▶ **What you will do**: For the material that follows, list every line containing the word "wood".

▶ **Records provided**:
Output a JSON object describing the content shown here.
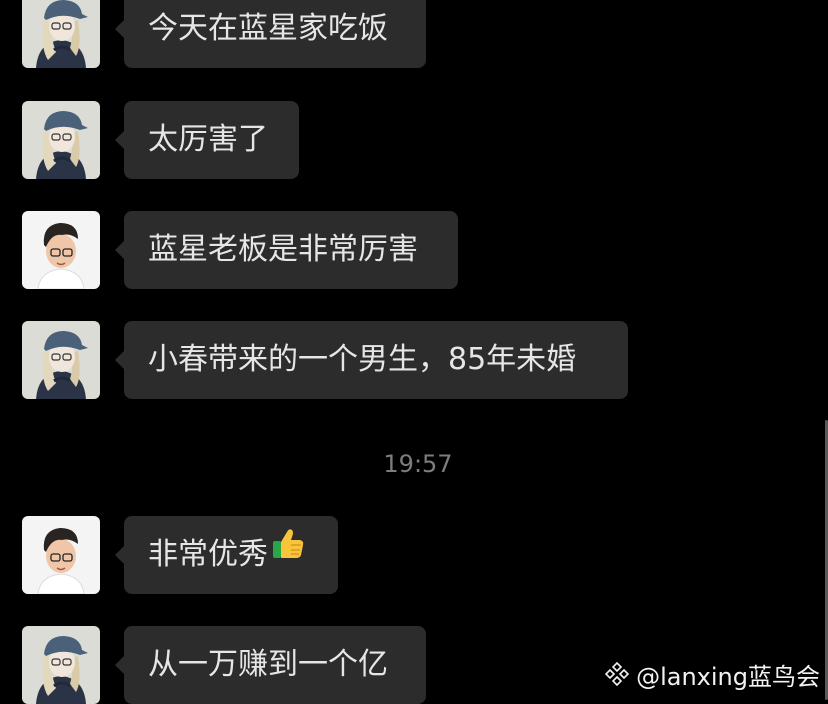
{
  "colors": {
    "background": "#000000",
    "bubble": "#2c2c2c",
    "bubble_text": "#e6e6e6",
    "timestamp": "#7d7d7d"
  },
  "messages_before": [
    {
      "sender": "girl-avatar",
      "text": "今天在蓝星家吃饭"
    },
    {
      "sender": "girl-avatar",
      "text": "太厉害了"
    },
    {
      "sender": "boy-avatar",
      "text": "蓝星老板是非常厉害"
    },
    {
      "sender": "girl-avatar",
      "text": "小春带来的一个男生，85年未婚"
    }
  ],
  "timestamp": "19:57",
  "messages_after": [
    {
      "sender": "boy-avatar",
      "text": "非常优秀",
      "emoji": "thumbs-up-icon"
    },
    {
      "sender": "girl-avatar",
      "text": "从一万赚到一个亿"
    }
  ],
  "watermark": {
    "text": "@lanxing蓝鸟会",
    "icon": "diamond-logo-icon"
  }
}
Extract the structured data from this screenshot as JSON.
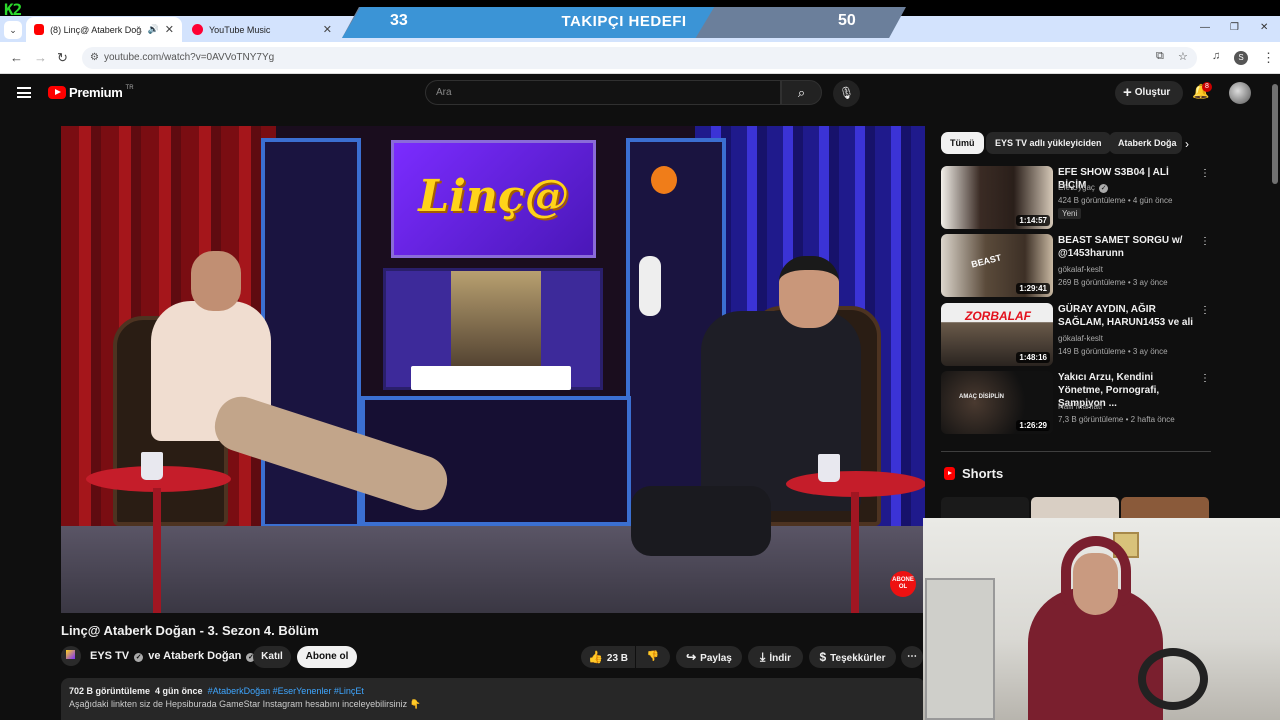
{
  "overlay": {
    "follower_goal": {
      "title": "TAKIPÇI HEDEFI",
      "current": "33",
      "target": "50",
      "progress": 0.66
    },
    "stream_logo": "K2"
  },
  "browser": {
    "tabs": [
      {
        "title": "(8) Linç@ Ataberk Doğan -",
        "active": true,
        "favicon_color": "#ff0000",
        "audio_icon": "speaker-icon"
      },
      {
        "title": "YouTube Music",
        "active": false,
        "favicon_color": "#ff0033"
      }
    ],
    "url": "youtube.com/watch?v=0AVVoTNY7Yg",
    "profile_initial": "S"
  },
  "header": {
    "logo_text": "Premium",
    "logo_sup": "TR",
    "search_placeholder": "Ara",
    "create_label": "Oluştur",
    "notification_count": "8"
  },
  "video": {
    "sign_text": "Linç@",
    "title": "Linç@ Ataberk Doğan - 3. Sezon 4. Bölüm",
    "channel": "EYS TV",
    "channel_join": "ve",
    "channel2": "Ataberk Doğan",
    "join_label": "Katıl",
    "subscribe_label": "Abone ol",
    "likes": "23 B",
    "share_label": "Paylaş",
    "download_label": "İndir",
    "thanks_label": "Teşekkürler",
    "overlay_subscribe": "ABONE OL",
    "description": {
      "views": "702 B görüntüleme",
      "age": "4 gün önce",
      "tags": "#AtaberkDoğan #EserYenenler #LinçEt",
      "line2": "Aşağıdaki linkten siz de Hepsiburada GameStar Instagram hesabını inceleyebilirsiniz 👇"
    }
  },
  "sidebar": {
    "chips": [
      "Tümü",
      "EYS TV adlı yükleyiciden",
      "Ataberk Doğa"
    ],
    "recommendations": [
      {
        "title": "EFE SHOW S3B04 | ALİ BİÇİM",
        "channel": "Efe Uygaç",
        "verified": true,
        "meta": "424 B görüntüleme • 4 gün önce",
        "duration": "1:14:57",
        "badge": "Yeni",
        "thumb_color": "#3a2b24"
      },
      {
        "title": "BEAST SAMET SORGU w/ @1453harunn",
        "channel": "gökalaf-keslt",
        "verified": false,
        "meta": "269 B görüntüleme • 3 ay önce",
        "duration": "1:29:41",
        "badge": "",
        "thumb_color": "#5a4a3a"
      },
      {
        "title": "GÜRAY AYDIN, AĞIR SAĞLAM, HARUN1453 ve ali",
        "channel": "gökalaf-keslt",
        "verified": false,
        "meta": "149 B görüntüleme • 3 ay önce",
        "duration": "1:48:16",
        "badge": "",
        "thumb_color": "#6a2a2a",
        "thumb_text": "ZORBALAF"
      },
      {
        "title": "Yakıcı Arzu, Kendini Yönetme, Pornografi, Şampiyon ...",
        "channel": "Halil Mamati",
        "verified": false,
        "meta": "7,3 B görüntüleme • 2 hafta önce",
        "duration": "1:26:29",
        "badge": "",
        "thumb_color": "#1a1a1a",
        "thumb_text": "AMAÇ DİSİPLİN"
      }
    ],
    "shorts_title": "Shorts"
  }
}
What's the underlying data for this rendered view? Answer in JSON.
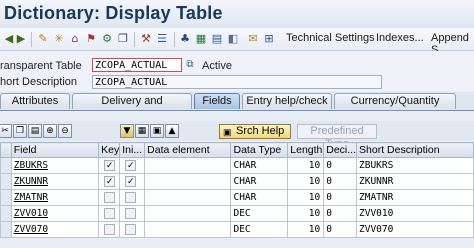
{
  "window": {
    "title": "Dictionary: Display Table"
  },
  "toolbar": {
    "technical_settings": "Technical Settings",
    "indexes": "Indexes...",
    "append": "Append S"
  },
  "header": {
    "transparent_table_label": "ransparent Table",
    "table_name": "ZCOPA_ACTUAL",
    "status": "Active",
    "short_description_label": "hort Description",
    "short_description": "ZCOPA_ACTUAL"
  },
  "tabs": [
    {
      "label": "Attributes",
      "active": false
    },
    {
      "label": "Delivery and Maintenance",
      "active": false
    },
    {
      "label": "Fields",
      "active": true
    },
    {
      "label": "Entry help/check",
      "active": false
    },
    {
      "label": "Currency/Quantity Fields",
      "active": false
    }
  ],
  "table_toolbar": {
    "srch_help": "Srch Help",
    "predefined_type": "Predefined Type"
  },
  "columns": {
    "field": "Field",
    "key": "Key",
    "initial": "Ini...",
    "data_element": "Data element",
    "data_type": "Data Type",
    "length": "Length",
    "decimals": "Deci...",
    "short_description": "Short Description"
  },
  "rows": [
    {
      "field": "ZBUKRS",
      "key": true,
      "initial": true,
      "data_element": "",
      "data_type": "CHAR",
      "length": "10",
      "decimals": "0",
      "short_description": "ZBUKRS"
    },
    {
      "field": "ZKUNNR",
      "key": true,
      "initial": true,
      "data_element": "",
      "data_type": "CHAR",
      "length": "10",
      "decimals": "0",
      "short_description": "ZKUNNR"
    },
    {
      "field": "ZMATNR",
      "key": false,
      "initial": false,
      "data_element": "",
      "data_type": "CHAR",
      "length": "10",
      "decimals": "0",
      "short_description": "ZMATNR"
    },
    {
      "field": "ZVV010",
      "key": false,
      "initial": false,
      "data_element": "",
      "data_type": "DEC",
      "length": "10",
      "decimals": "0",
      "short_description": "ZVV010"
    },
    {
      "field": "ZVV070",
      "key": false,
      "initial": false,
      "data_element": "",
      "data_type": "DEC",
      "length": "10",
      "decimals": "0",
      "short_description": "ZVV070"
    }
  ],
  "colors": {
    "title": "#17375e",
    "active_tab": "#a9c3e6",
    "srch_help": "#f2d77a"
  }
}
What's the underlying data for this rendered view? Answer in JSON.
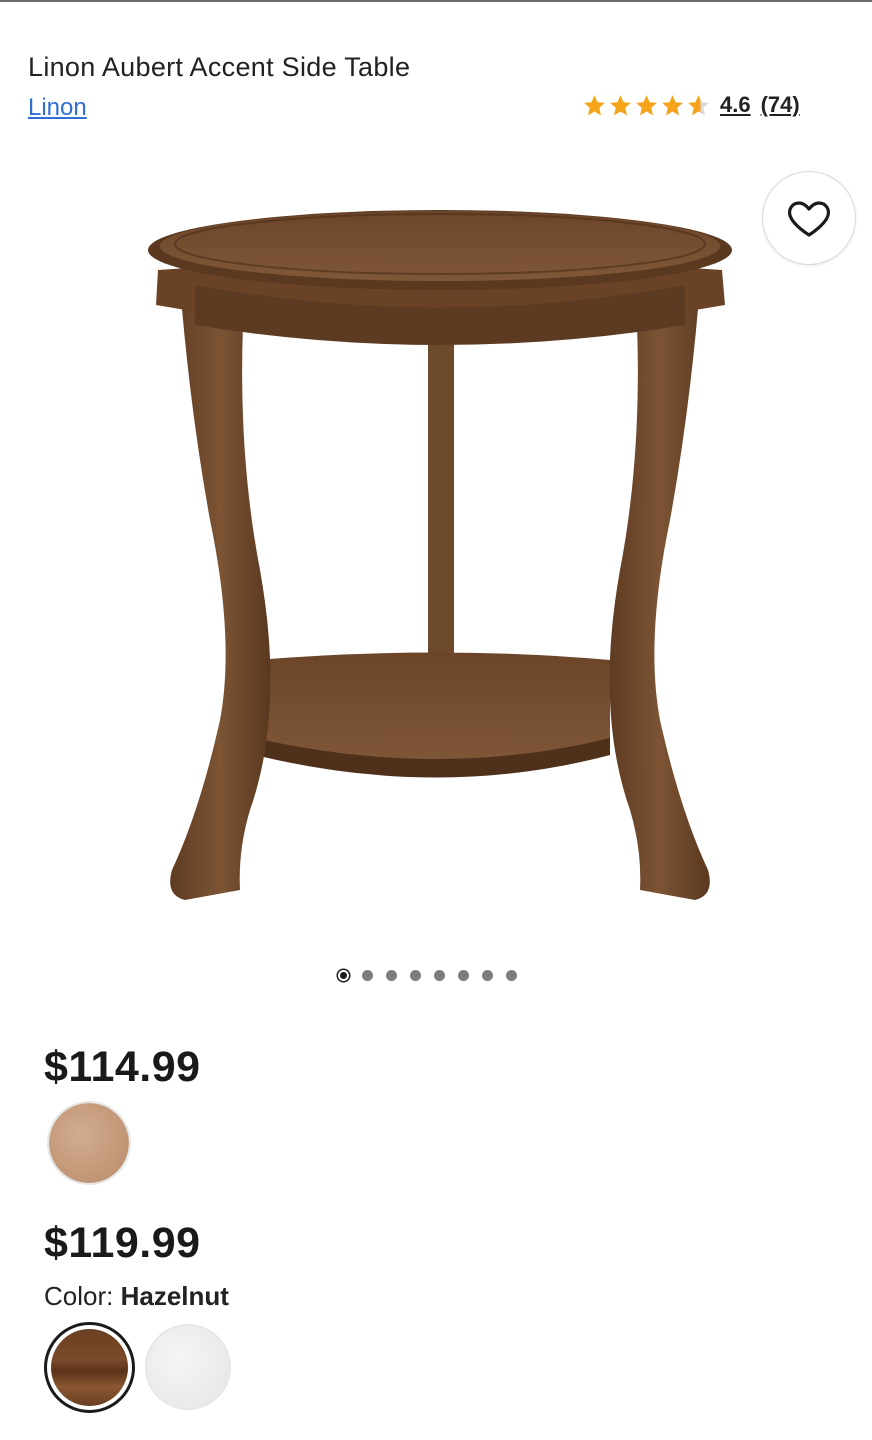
{
  "product": {
    "title": "Linon Aubert Accent Side Table",
    "brand": "Linon",
    "rating": {
      "value": "4.6",
      "count": "(74)",
      "stars_filled": 4.6,
      "star_color": "#f5a31a"
    },
    "image_carousel": {
      "total": 8,
      "active_index": 0
    },
    "prices": [
      {
        "amount": "$114.99",
        "swatches": [
          {
            "icon": "wood-swatch-light",
            "color": "#c49a7a"
          }
        ]
      },
      {
        "amount": "$119.99",
        "swatches": [
          {
            "icon": "wood-swatch-hazelnut",
            "color": "#6b3f22",
            "selected": true
          },
          {
            "icon": "white-swatch",
            "color": "#e9eae9"
          }
        ]
      }
    ],
    "color": {
      "label": "Color:",
      "value": "Hazelnut"
    }
  },
  "icons": {
    "favorite": "heart-icon",
    "rating": "star-icon"
  },
  "colors": {
    "link": "#2f6fd3",
    "text": "#222222",
    "dot": "#7c7c7c",
    "dot_active": "#1d1d1d"
  }
}
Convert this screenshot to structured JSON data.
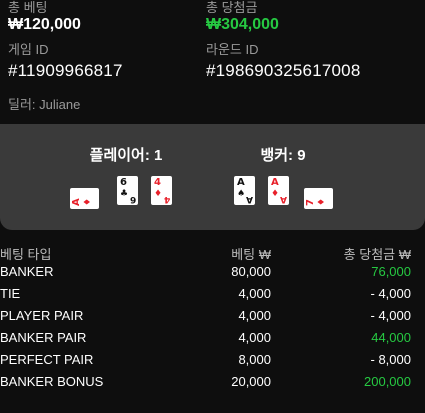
{
  "summary": {
    "total_bet_label": "총 베팅",
    "total_bet_value": "₩120,000",
    "total_win_label": "총 당첨금",
    "total_win_value": "₩304,000",
    "game_id_label": "게임 ID",
    "game_id_value": "#11909966817",
    "round_id_label": "라운드 ID",
    "round_id_value": "#198690325617008",
    "dealer_text": "딜러: Juliane"
  },
  "board": {
    "player_title": "플레이어: 1",
    "banker_title": "뱅커: 9",
    "player_cards": [
      {
        "rank": "A",
        "suit": "♦",
        "color": "red"
      },
      {
        "rank": "6",
        "suit": "♣",
        "color": "black"
      },
      {
        "rank": "4",
        "suit": "♦",
        "color": "red"
      }
    ],
    "banker_cards": [
      {
        "rank": "A",
        "suit": "♠",
        "color": "black"
      },
      {
        "rank": "A",
        "suit": "♦",
        "color": "red"
      },
      {
        "rank": "7",
        "suit": "♦",
        "color": "red"
      }
    ]
  },
  "table": {
    "headers": [
      "베팅 타입",
      "베팅 ₩",
      "총 당첨금 ₩"
    ],
    "rows": [
      {
        "type": "BANKER",
        "bet": "80,000",
        "win": "76,000",
        "win_positive": true
      },
      {
        "type": "TIE",
        "bet": "4,000",
        "win": "- 4,000",
        "win_positive": false
      },
      {
        "type": "PLAYER PAIR",
        "bet": "4,000",
        "win": "- 4,000",
        "win_positive": false
      },
      {
        "type": "BANKER PAIR",
        "bet": "4,000",
        "win": "44,000",
        "win_positive": true
      },
      {
        "type": "PERFECT PAIR",
        "bet": "8,000",
        "win": "- 8,000",
        "win_positive": false
      },
      {
        "type": "BANKER BONUS",
        "bet": "20,000",
        "win": "200,000",
        "win_positive": true
      }
    ]
  },
  "colors": {
    "positive": "#26c942",
    "board_bg": "#3a3a3a",
    "page_bg": "#0e0e0e"
  }
}
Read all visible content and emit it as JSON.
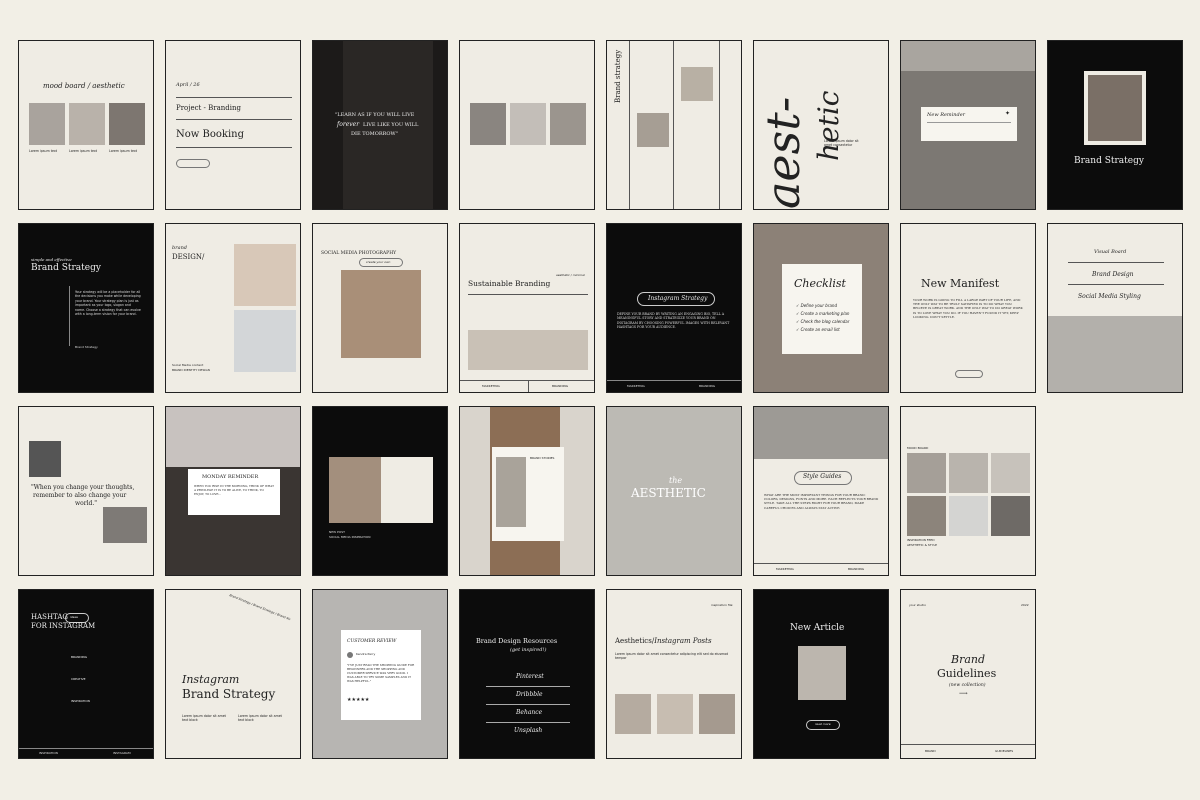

▶ **Result**:
            "icon": "wood-swatch-light",
            "icon": "wood-swatch-hazelnut",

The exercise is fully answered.